§ **What is needed**
Set down every record once more, exactly as given.

§ **Recorded data**
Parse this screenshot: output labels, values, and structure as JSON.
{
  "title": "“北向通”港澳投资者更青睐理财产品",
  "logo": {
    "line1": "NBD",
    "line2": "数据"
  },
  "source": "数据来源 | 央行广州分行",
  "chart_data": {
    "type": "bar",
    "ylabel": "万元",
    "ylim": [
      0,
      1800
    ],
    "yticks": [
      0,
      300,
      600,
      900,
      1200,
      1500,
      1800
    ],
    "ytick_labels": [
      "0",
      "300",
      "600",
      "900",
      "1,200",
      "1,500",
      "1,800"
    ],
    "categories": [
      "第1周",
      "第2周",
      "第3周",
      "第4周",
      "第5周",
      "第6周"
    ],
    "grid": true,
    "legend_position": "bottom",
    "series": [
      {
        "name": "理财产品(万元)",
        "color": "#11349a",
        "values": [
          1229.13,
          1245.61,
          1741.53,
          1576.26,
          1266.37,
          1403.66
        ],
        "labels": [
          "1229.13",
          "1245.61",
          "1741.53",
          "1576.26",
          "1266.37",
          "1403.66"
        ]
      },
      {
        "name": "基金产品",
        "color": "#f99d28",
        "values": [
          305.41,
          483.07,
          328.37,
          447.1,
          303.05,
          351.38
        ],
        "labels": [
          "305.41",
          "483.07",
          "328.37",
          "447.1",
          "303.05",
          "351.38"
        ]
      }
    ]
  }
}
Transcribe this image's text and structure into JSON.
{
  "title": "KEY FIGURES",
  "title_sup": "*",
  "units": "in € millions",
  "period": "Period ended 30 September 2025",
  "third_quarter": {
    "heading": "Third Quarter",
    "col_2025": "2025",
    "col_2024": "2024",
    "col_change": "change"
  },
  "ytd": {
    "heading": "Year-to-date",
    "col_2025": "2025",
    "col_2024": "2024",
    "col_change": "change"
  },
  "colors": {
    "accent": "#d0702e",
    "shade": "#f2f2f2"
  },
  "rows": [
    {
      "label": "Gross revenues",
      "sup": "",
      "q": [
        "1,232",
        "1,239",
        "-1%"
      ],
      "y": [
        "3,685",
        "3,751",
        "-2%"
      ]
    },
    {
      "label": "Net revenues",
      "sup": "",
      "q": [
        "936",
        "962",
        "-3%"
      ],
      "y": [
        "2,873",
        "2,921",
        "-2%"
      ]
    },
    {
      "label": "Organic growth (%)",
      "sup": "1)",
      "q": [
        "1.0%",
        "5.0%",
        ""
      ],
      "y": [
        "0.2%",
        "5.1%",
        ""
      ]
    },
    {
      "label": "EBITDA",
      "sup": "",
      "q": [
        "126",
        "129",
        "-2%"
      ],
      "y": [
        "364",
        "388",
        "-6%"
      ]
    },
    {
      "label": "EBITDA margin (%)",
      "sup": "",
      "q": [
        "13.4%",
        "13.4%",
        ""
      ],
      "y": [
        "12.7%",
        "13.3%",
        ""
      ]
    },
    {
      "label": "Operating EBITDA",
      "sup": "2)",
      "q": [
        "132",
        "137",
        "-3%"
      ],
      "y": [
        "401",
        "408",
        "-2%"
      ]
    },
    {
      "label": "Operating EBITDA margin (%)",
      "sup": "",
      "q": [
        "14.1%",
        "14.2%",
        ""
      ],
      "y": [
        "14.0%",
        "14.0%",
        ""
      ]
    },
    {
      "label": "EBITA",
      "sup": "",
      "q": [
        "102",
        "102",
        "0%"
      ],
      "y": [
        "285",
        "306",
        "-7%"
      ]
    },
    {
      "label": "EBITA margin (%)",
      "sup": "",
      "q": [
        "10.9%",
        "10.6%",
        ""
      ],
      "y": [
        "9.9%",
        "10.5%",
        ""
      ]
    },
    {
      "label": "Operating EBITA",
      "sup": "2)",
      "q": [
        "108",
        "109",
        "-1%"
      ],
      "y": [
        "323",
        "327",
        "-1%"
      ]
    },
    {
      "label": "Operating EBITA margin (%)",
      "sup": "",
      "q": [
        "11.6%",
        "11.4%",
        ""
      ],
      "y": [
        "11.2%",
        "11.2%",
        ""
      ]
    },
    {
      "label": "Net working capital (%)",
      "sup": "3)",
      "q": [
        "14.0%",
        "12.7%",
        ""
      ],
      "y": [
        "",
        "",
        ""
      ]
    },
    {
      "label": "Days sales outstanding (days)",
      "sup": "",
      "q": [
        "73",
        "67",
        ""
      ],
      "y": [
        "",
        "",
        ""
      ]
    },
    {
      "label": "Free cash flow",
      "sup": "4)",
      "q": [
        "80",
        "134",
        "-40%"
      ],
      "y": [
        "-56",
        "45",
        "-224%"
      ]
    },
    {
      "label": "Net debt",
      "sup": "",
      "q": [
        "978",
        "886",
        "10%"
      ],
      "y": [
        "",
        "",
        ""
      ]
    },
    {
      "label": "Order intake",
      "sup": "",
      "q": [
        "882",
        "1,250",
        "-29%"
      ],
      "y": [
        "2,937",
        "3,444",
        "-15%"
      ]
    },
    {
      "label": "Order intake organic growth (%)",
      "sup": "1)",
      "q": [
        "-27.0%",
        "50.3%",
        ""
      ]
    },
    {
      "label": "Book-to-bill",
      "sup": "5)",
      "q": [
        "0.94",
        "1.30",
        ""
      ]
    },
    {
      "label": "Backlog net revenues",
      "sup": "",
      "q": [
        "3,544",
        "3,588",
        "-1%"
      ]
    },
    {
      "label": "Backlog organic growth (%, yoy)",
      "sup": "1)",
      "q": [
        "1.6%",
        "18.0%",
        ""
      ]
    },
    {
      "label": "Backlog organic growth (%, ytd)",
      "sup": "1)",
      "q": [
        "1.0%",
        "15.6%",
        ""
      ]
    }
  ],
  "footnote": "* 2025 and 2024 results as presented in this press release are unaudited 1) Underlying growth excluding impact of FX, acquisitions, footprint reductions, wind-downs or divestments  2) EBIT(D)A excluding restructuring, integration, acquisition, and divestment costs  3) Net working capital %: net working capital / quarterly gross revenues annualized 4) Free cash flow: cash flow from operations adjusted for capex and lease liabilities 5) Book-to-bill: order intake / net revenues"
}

§ **Task result**
Parse this screenshot: output labels, values, and structure as JSON.
{
  "title": "“北向通”港澳投资者更青睐理财产品",
  "logo": {
    "line1": "NBD",
    "line2": "数据"
  },
  "source": "数据来源 | 央行广州分行",
  "chart_data": {
    "type": "bar",
    "ylabel": "万元",
    "ylim": [
      0,
      1800
    ],
    "yticks": [
      0,
      300,
      600,
      900,
      1200,
      1500,
      1800
    ],
    "ytick_labels": [
      "0",
      "300",
      "600",
      "900",
      "1,200",
      "1,500",
      "1,800"
    ],
    "categories": [
      "第1周",
      "第2周",
      "第3周",
      "第4周",
      "第5周",
      "第6周"
    ],
    "grid": true,
    "legend_position": "bottom",
    "series": [
      {
        "name": "理财产品(万元)",
        "color": "#11349a",
        "values": [
          1229.13,
          1245.61,
          1741.53,
          1576.26,
          1266.37,
          1403.66
        ],
        "labels": [
          "1229.13",
          "1245.61",
          "1741.53",
          "1576.26",
          "1266.37",
          "1403.66"
        ]
      },
      {
        "name": "基金产品",
        "color": "#f99d28",
        "values": [
          305.41,
          483.07,
          328.37,
          447.1,
          303.05,
          351.38
        ],
        "labels": [
          "305.41",
          "483.07",
          "328.37",
          "447.1",
          "303.05",
          "351.38"
        ]
      }
    ]
  }
}
Transcribe this image's text and structure into JSON.
{
  "title": "KEY FIGURES",
  "title_sup": "*",
  "units": "in € millions",
  "period": "Period ended 30 September 2025",
  "third_quarter": {
    "heading": "Third Quarter",
    "col_2025": "2025",
    "col_2024": "2024",
    "col_change": "change"
  },
  "ytd": {
    "heading": "Year-to-date",
    "col_2025": "2025",
    "col_2024": "2024",
    "col_change": "change"
  },
  "colors": {
    "accent": "#d0702e",
    "shade": "#f2f2f2"
  },
  "rows": [
    {
      "label": "Gross revenues",
      "sup": "",
      "q": [
        "1,232",
        "1,239",
        "-1%"
      ],
      "y": [
        "3,685",
        "3,751",
        "-2%"
      ]
    },
    {
      "label": "Net revenues",
      "sup": "",
      "q": [
        "936",
        "962",
        "-3%"
      ],
      "y": [
        "2,873",
        "2,921",
        "-2%"
      ]
    },
    {
      "label": "Organic growth (%)",
      "sup": "1)",
      "q": [
        "1.0%",
        "5.0%",
        ""
      ],
      "y": [
        "0.2%",
        "5.1%",
        ""
      ]
    },
    {
      "label": "EBITDA",
      "sup": "",
      "q": [
        "126",
        "129",
        "-2%"
      ],
      "y": [
        "364",
        "388",
        "-6%"
      ]
    },
    {
      "label": "EBITDA margin (%)",
      "sup": "",
      "q": [
        "13.4%",
        "13.4%",
        ""
      ],
      "y": [
        "12.7%",
        "13.3%",
        ""
      ]
    },
    {
      "label": "Operating EBITDA",
      "sup": "2)",
      "q": [
        "132",
        "137",
        "-3%"
      ],
      "y": [
        "401",
        "408",
        "-2%"
      ]
    },
    {
      "label": "Operating EBITDA margin (%)",
      "sup": "",
      "q": [
        "14.1%",
        "14.2%",
        ""
      ],
      "y": [
        "14.0%",
        "14.0%",
        ""
      ]
    },
    {
      "label": "EBITA",
      "sup": "",
      "q": [
        "102",
        "102",
        "0%"
      ],
      "y": [
        "285",
        "306",
        "-7%"
      ]
    },
    {
      "label": "EBITA margin (%)",
      "sup": "",
      "q": [
        "10.9%",
        "10.6%",
        ""
      ],
      "y": [
        "9.9%",
        "10.5%",
        ""
      ]
    },
    {
      "label": "Operating EBITA",
      "sup": "2)",
      "q": [
        "108",
        "109",
        "-1%"
      ],
      "y": [
        "323",
        "327",
        "-1%"
      ]
    },
    {
      "label": "Operating EBITA margin (%)",
      "sup": "",
      "q": [
        "11.6%",
        "11.4%",
        ""
      ],
      "y": [
        "11.2%",
        "11.2%",
        ""
      ]
    },
    {
      "label": "Net working capital (%)",
      "sup": "3)",
      "q": [
        "14.0%",
        "12.7%",
        ""
      ],
      "y": [
        "",
        "",
        ""
      ]
    },
    {
      "label": "Days sales outstanding (days)",
      "sup": "",
      "q": [
        "73",
        "67",
        ""
      ],
      "y": [
        "",
        "",
        ""
      ]
    },
    {
      "label": "Free cash flow",
      "sup": "4)",
      "q": [
        "80",
        "134",
        "-40%"
      ],
      "y": [
        "-56",
        "45",
        "-224%"
      ]
    },
    {
      "label": "Net debt",
      "sup": "",
      "q": [
        "978",
        "886",
        "10%"
      ],
      "y": [
        "",
        "",
        ""
      ]
    },
    {
      "label": "Order intake",
      "sup": "",
      "q": [
        "882",
        "1,250",
        "-29%"
      ],
      "y": [
        "2,937",
        "3,444",
        "-15%"
      ]
    },
    {
      "label": "Order intake organic growth (%)",
      "sup": "1)",
      "q": [
        "-27.0%",
        "50.3%",
        ""
      ]
    },
    {
      "label": "Book-to-bill",
      "sup": "5)",
      "q": [
        "0.94",
        "1.30",
        ""
      ]
    },
    {
      "label": "Backlog net revenues",
      "sup": "",
      "q": [
        "3,544",
        "3,588",
        "-1%"
      ]
    },
    {
      "label": "Backlog organic growth (%, yoy)",
      "sup": "1)",
      "q": [
        "1.6%",
        "18.0%",
        ""
      ]
    },
    {
      "label": "Backlog organic growth (%, ytd)",
      "sup": "1)",
      "q": [
        "1.0%",
        "15.6%",
        ""
      ]
    }
  ],
  "footnote": "* 2025 and 2024 results as presented in this press release are unaudited 1) Underlying growth excluding impact of FX, acquisitions, footprint reductions, wind-downs or divestments  2) EBIT(D)A excluding restructuring, integration, acquisition, and divestment costs  3) Net working capital %: net working capital / quarterly gross revenues annualized 4) Free cash flow: cash flow from operations adjusted for capex and lease liabilities 5) Book-to-bill: order intake / net revenues"
}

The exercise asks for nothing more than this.